## LISTED ENTRIES
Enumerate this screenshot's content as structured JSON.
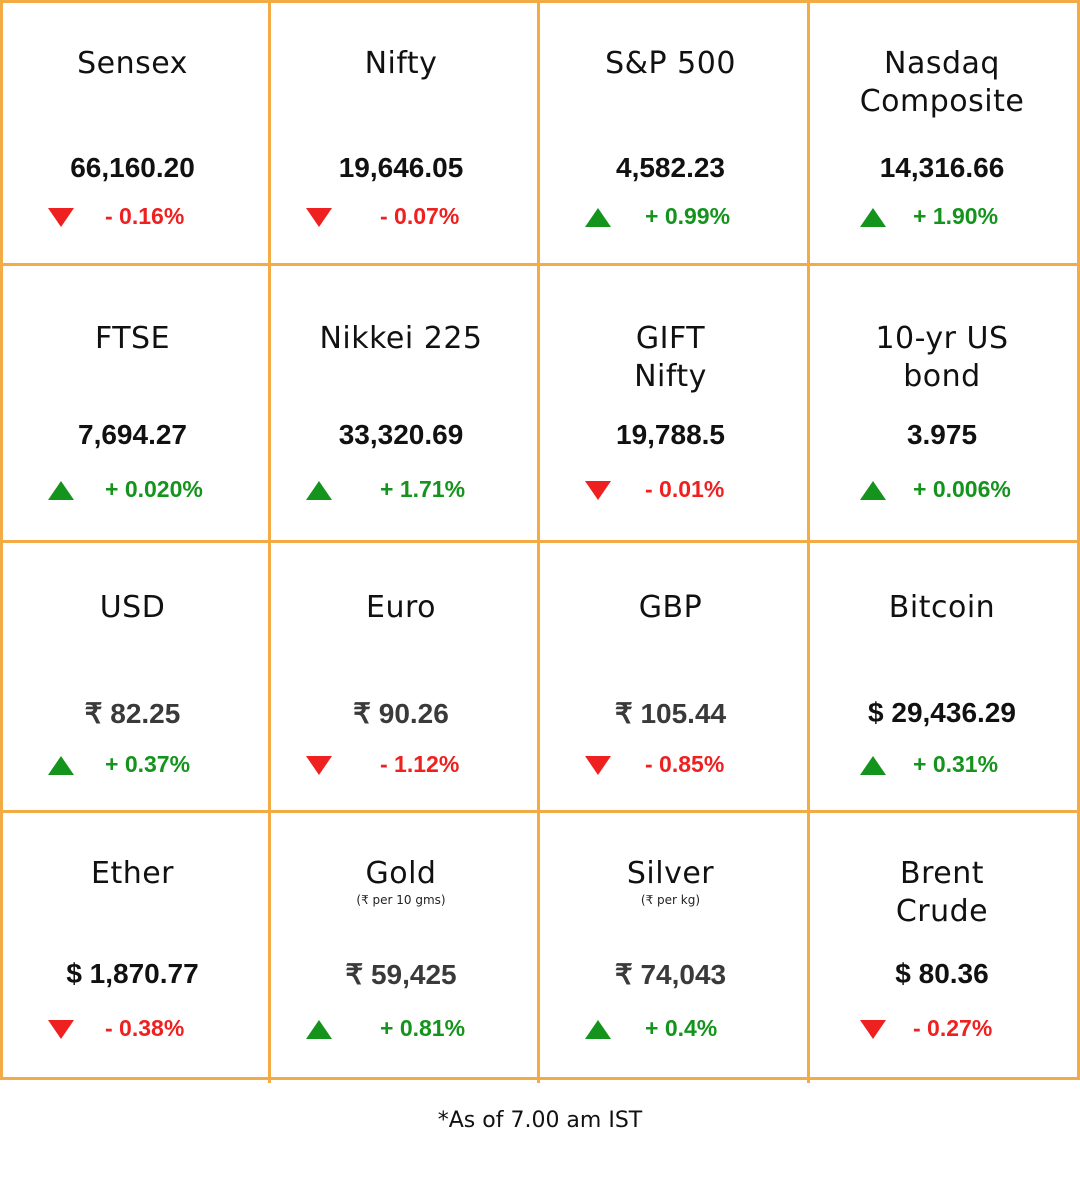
{
  "tiles": [
    {
      "name": "Sensex",
      "value": "66,160.20",
      "direction": "down",
      "change": "- 0.16%"
    },
    {
      "name": "Nifty",
      "value": "19,646.05",
      "direction": "down",
      "change": "- 0.07%"
    },
    {
      "name": "S&P 500",
      "value": "4,582.23",
      "direction": "up",
      "change": "+ 0.99%"
    },
    {
      "name": "Nasdaq\nComposite",
      "value": "14,316.66",
      "direction": "up",
      "change": "+ 1.90%"
    },
    {
      "name": "FTSE",
      "value": "7,694.27",
      "direction": "up",
      "change": "+ 0.020%"
    },
    {
      "name": "Nikkei 225",
      "value": "33,320.69",
      "direction": "up",
      "change": "+ 1.71%"
    },
    {
      "name": "GIFT\nNifty",
      "value": "19,788.5",
      "direction": "down",
      "change": "- 0.01%"
    },
    {
      "name": "10-yr US\nbond",
      "value": "3.975",
      "direction": "up",
      "change": "+ 0.006%"
    },
    {
      "name": "USD",
      "value": "₹ 82.25",
      "direction": "up",
      "change": "+ 0.37%"
    },
    {
      "name": "Euro",
      "value": "₹ 90.26",
      "direction": "down",
      "change": "- 1.12%"
    },
    {
      "name": "GBP",
      "value": "₹ 105.44",
      "direction": "down",
      "change": "- 0.85%"
    },
    {
      "name": "Bitcoin",
      "value": "$ 29,436.29",
      "direction": "up",
      "change": "+ 0.31%"
    },
    {
      "name": "Ether",
      "value": "$ 1,870.77",
      "direction": "down",
      "change": "- 0.38%"
    },
    {
      "name": "Gold",
      "unit": "(₹ per 10 gms)",
      "value": "₹ 59,425",
      "direction": "up",
      "change": "+ 0.81%"
    },
    {
      "name": "Silver",
      "unit": "(₹ per kg)",
      "value": "₹ 74,043",
      "direction": "up",
      "change": "+ 0.4%"
    },
    {
      "name": "Brent\nCrude",
      "value": "$ 80.36",
      "direction": "down",
      "change": "- 0.27%"
    }
  ],
  "footnote": "*As of 7.00 am IST",
  "colors": {
    "border": "#f2ab45",
    "up": "#14941c",
    "down": "#ef2020"
  }
}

## CHALLENGE
Make an exact copy of the records shown above, without the pictures.

## EXPECTED OUTPUT
Enumerate this screenshot's content as structured JSON.
{
  "tiles": [
    {
      "name": "Sensex",
      "value": "66,160.20",
      "direction": "down",
      "change": "- 0.16%"
    },
    {
      "name": "Nifty",
      "value": "19,646.05",
      "direction": "down",
      "change": "- 0.07%"
    },
    {
      "name": "S&P 500",
      "value": "4,582.23",
      "direction": "up",
      "change": "+ 0.99%"
    },
    {
      "name": "Nasdaq\nComposite",
      "value": "14,316.66",
      "direction": "up",
      "change": "+ 1.90%"
    },
    {
      "name": "FTSE",
      "value": "7,694.27",
      "direction": "up",
      "change": "+ 0.020%"
    },
    {
      "name": "Nikkei 225",
      "value": "33,320.69",
      "direction": "up",
      "change": "+ 1.71%"
    },
    {
      "name": "GIFT\nNifty",
      "value": "19,788.5",
      "direction": "down",
      "change": "- 0.01%"
    },
    {
      "name": "10-yr US\nbond",
      "value": "3.975",
      "direction": "up",
      "change": "+ 0.006%"
    },
    {
      "name": "USD",
      "value": "₹ 82.25",
      "direction": "up",
      "change": "+ 0.37%"
    },
    {
      "name": "Euro",
      "value": "₹ 90.26",
      "direction": "down",
      "change": "- 1.12%"
    },
    {
      "name": "GBP",
      "value": "₹ 105.44",
      "direction": "down",
      "change": "- 0.85%"
    },
    {
      "name": "Bitcoin",
      "value": "$ 29,436.29",
      "direction": "up",
      "change": "+ 0.31%"
    },
    {
      "name": "Ether",
      "value": "$ 1,870.77",
      "direction": "down",
      "change": "- 0.38%"
    },
    {
      "name": "Gold",
      "unit": "(₹ per 10 gms)",
      "value": "₹ 59,425",
      "direction": "up",
      "change": "+ 0.81%"
    },
    {
      "name": "Silver",
      "unit": "(₹ per kg)",
      "value": "₹ 74,043",
      "direction": "up",
      "change": "+ 0.4%"
    },
    {
      "name": "Brent\nCrude",
      "value": "$ 80.36",
      "direction": "down",
      "change": "- 0.27%"
    }
  ],
  "footnote": "*As of 7.00 am IST",
  "colors": {
    "border": "#f2ab45",
    "up": "#14941c",
    "down": "#ef2020"
  }
}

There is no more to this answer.